— start Data provided —

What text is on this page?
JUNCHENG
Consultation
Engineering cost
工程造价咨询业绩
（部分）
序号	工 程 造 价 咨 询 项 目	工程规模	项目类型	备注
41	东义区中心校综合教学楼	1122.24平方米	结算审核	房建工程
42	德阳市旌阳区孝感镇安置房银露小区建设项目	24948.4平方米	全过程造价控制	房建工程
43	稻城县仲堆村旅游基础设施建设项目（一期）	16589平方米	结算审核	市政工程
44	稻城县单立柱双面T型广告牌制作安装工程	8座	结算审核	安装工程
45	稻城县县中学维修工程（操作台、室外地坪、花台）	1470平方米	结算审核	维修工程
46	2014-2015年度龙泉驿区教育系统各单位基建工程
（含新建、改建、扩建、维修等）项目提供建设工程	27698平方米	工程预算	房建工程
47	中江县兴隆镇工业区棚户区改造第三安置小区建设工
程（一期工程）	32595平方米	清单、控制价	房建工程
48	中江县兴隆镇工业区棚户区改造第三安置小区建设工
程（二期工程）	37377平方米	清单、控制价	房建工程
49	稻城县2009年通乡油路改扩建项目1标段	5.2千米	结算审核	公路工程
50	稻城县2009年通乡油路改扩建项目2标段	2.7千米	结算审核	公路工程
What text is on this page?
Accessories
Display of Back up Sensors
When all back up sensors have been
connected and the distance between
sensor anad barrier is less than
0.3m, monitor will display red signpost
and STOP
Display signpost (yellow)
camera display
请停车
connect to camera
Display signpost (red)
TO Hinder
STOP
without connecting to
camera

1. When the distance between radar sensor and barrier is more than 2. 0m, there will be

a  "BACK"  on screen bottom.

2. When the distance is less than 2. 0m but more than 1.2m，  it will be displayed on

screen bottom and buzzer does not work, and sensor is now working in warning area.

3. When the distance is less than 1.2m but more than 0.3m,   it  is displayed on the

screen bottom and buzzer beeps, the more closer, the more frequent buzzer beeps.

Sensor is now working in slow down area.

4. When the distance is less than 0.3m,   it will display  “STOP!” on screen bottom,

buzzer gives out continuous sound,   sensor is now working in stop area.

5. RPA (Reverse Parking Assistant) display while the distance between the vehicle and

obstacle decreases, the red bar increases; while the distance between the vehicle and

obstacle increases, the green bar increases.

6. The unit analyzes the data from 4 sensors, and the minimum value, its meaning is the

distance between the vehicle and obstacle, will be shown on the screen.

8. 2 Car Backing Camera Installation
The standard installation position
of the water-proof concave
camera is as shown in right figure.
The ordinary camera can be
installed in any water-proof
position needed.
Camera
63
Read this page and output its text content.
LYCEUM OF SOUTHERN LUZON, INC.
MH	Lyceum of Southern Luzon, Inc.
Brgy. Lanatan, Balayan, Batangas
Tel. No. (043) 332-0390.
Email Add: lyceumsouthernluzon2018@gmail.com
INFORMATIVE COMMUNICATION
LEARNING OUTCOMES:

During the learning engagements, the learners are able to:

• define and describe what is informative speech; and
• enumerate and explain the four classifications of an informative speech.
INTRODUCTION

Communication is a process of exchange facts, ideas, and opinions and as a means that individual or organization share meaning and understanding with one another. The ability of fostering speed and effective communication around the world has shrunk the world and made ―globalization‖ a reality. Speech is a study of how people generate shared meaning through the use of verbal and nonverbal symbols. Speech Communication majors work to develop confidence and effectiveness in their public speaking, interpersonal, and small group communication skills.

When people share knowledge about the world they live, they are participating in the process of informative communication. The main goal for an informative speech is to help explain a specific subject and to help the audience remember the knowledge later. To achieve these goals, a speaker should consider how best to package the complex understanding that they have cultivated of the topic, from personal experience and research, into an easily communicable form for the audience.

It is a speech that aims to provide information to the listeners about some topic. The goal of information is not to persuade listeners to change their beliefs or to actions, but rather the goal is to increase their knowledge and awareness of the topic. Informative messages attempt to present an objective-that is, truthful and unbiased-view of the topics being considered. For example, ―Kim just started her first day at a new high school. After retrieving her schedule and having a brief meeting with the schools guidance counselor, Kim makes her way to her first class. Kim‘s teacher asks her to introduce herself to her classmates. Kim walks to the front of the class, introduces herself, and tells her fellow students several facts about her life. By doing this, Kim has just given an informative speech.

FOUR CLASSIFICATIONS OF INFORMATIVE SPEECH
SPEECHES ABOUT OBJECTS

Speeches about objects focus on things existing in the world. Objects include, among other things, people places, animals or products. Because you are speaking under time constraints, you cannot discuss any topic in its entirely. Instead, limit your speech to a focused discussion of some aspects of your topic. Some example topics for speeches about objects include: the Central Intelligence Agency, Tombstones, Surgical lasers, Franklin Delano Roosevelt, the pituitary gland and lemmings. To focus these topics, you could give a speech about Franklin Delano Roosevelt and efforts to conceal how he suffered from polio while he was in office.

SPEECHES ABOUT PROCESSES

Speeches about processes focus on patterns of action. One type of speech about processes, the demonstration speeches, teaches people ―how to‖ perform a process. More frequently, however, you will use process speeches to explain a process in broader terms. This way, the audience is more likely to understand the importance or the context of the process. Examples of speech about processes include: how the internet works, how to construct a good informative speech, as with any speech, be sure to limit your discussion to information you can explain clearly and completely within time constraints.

— end Data provided —

■ Your objective ■
Return every record above exactly as it appears.

■ Complete answer ■
What text is on this page?
JUNCHENG
Consultation
Engineering cost
工程造价咨询业绩
（部分）
序号	工 程 造 价 咨 询 项 目	工程规模	项目类型	备注
41	东义区中心校综合教学楼	1122.24平方米	结算审核	房建工程
42	德阳市旌阳区孝感镇安置房银露小区建设项目	24948.4平方米	全过程造价控制	房建工程
43	稻城县仲堆村旅游基础设施建设项目（一期）	16589平方米	结算审核	市政工程
44	稻城县单立柱双面T型广告牌制作安装工程	8座	结算审核	安装工程
45	稻城县县中学维修工程（操作台、室外地坪、花台）	1470平方米	结算审核	维修工程
46	2014-2015年度龙泉驿区教育系统各单位基建工程
（含新建、改建、扩建、维修等）项目提供建设工程	27698平方米	工程预算	房建工程
47	中江县兴隆镇工业区棚户区改造第三安置小区建设工
程（一期工程）	32595平方米	清单、控制价	房建工程
48	中江县兴隆镇工业区棚户区改造第三安置小区建设工
程（二期工程）	37377平方米	清单、控制价	房建工程
49	稻城县2009年通乡油路改扩建项目1标段	5.2千米	结算审核	公路工程
50	稻城县2009年通乡油路改扩建项目2标段	2.7千米	结算审核	公路工程
What text is on this page?
Accessories
Display of Back up Sensors
When all back up sensors have been
connected and the distance between
sensor anad barrier is less than
0.3m, monitor will display red signpost
and STOP
Display signpost (yellow)
camera display
请停车
connect to camera
Display signpost (red)
TO Hinder
STOP
without connecting to
camera

1. When the distance between radar sensor and barrier is more than 2. 0m, there will be

a  "BACK"  on screen bottom.

2. When the distance is less than 2. 0m but more than 1.2m，  it will be displayed on

screen bottom and buzzer does not work, and sensor is now working in warning area.

3. When the distance is less than 1.2m but more than 0.3m,   it  is displayed on the

screen bottom and buzzer beeps, the more closer, the more frequent buzzer beeps.

Sensor is now working in slow down area.

4. When the distance is less than 0.3m,   it will display  “STOP!” on screen bottom,

buzzer gives out continuous sound,   sensor is now working in stop area.

5. RPA (Reverse Parking Assistant) display while the distance between the vehicle and

obstacle decreases, the red bar increases; while the distance between the vehicle and

obstacle increases, the green bar increases.

6. The unit analyzes the data from 4 sensors, and the minimum value, its meaning is the

distance between the vehicle and obstacle, will be shown on the screen.

8. 2 Car Backing Camera Installation
The standard installation position
of the water-proof concave
camera is as shown in right figure.
The ordinary camera can be
installed in any water-proof
position needed.
Camera
63
Read this page and output its text content.
LYCEUM OF SOUTHERN LUZON, INC.
MH	Lyceum of Southern Luzon, Inc.
Brgy. Lanatan, Balayan, Batangas
Tel. No. (043) 332-0390.
Email Add: lyceumsouthernluzon2018@gmail.com
INFORMATIVE COMMUNICATION
LEARNING OUTCOMES:

During the learning engagements, the learners are able to:

• define and describe what is informative speech; and
• enumerate and explain the four classifications of an informative speech.
INTRODUCTION

Communication is a process of exchange facts, ideas, and opinions and as a means that individual or organization share meaning and understanding with one another. The ability of fostering speed and effective communication around the world has shrunk the world and made ―globalization‖ a reality. Speech is a study of how people generate shared meaning through the use of verbal and nonverbal symbols. Speech Communication majors work to develop confidence and effectiveness in their public speaking, interpersonal, and small group communication skills.

When people share knowledge about the world they live, they are participating in the process of informative communication. The main goal for an informative speech is to help explain a specific subject and to help the audience remember the knowledge later. To achieve these goals, a speaker should consider how best to package the complex understanding that they have cultivated of the topic, from personal experience and research, into an easily communicable form for the audience.

It is a speech that aims to provide information to the listeners about some topic. The goal of information is not to persuade listeners to change their beliefs or to actions, but rather the goal is to increase their knowledge and awareness of the topic. Informative messages attempt to present an objective-that is, truthful and unbiased-view of the topics being considered. For example, ―Kim just started her first day at a new high school. After retrieving her schedule and having a brief meeting with the schools guidance counselor, Kim makes her way to her first class. Kim‘s teacher asks her to introduce herself to her classmates. Kim walks to the front of the class, introduces herself, and tells her fellow students several facts about her life. By doing this, Kim has just given an informative speech.

FOUR CLASSIFICATIONS OF INFORMATIVE SPEECH
SPEECHES ABOUT OBJECTS

Speeches about objects focus on things existing in the world. Objects include, among other things, people places, animals or products. Because you are speaking under time constraints, you cannot discuss any topic in its entirely. Instead, limit your speech to a focused discussion of some aspects of your topic. Some example topics for speeches about objects include: the Central Intelligence Agency, Tombstones, Surgical lasers, Franklin Delano Roosevelt, the pituitary gland and lemmings. To focus these topics, you could give a speech about Franklin Delano Roosevelt and efforts to conceal how he suffered from polio while he was in office.

SPEECHES ABOUT PROCESSES

Speeches about processes focus on patterns of action. One type of speech about processes, the demonstration speeches, teaches people ―how to‖ perform a process. More frequently, however, you will use process speeches to explain a process in broader terms. This way, the audience is more likely to understand the importance or the context of the process. Examples of speech about processes include: how the internet works, how to construct a good informative speech, as with any speech, be sure to limit your discussion to information you can explain clearly and completely within time constraints.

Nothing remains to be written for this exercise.